(Extracted records)
□ □ □

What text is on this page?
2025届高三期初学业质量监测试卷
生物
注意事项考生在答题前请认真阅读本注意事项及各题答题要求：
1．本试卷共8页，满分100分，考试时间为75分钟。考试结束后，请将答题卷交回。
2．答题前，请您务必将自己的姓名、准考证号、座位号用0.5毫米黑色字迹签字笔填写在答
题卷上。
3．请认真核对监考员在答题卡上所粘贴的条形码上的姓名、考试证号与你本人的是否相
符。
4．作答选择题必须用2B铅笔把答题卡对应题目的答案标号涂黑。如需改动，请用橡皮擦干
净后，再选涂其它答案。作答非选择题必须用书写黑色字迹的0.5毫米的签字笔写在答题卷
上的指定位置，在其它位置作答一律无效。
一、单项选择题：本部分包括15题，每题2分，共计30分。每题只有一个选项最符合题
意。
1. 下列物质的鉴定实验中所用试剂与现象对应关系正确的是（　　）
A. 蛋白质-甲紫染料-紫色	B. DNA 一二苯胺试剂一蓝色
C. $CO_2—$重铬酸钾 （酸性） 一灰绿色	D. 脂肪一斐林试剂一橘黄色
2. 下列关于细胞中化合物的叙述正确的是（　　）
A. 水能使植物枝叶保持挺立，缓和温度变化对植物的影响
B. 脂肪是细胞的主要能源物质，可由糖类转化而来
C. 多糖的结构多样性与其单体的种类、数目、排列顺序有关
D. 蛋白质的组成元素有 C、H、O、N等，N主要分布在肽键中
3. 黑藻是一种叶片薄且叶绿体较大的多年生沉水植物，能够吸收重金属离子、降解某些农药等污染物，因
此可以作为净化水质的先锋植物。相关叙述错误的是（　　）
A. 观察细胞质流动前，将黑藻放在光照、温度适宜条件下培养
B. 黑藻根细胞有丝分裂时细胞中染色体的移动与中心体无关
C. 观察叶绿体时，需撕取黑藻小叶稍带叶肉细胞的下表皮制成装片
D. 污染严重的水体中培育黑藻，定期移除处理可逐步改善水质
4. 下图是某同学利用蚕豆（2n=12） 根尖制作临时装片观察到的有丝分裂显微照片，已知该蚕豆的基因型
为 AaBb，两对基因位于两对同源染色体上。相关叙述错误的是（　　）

□ □ □

▶ [STATED GOAL]:
Gather up every line from the listing above in which the word "相关叙述错误的是" occurs.

▶ [CORRECT OUTPUT]:
此可以作为净化水质的先锋植物。相关叙述错误的是（　　）
为 AaBb，两对基因位于两对同源染色体上。相关叙述错误的是（　　）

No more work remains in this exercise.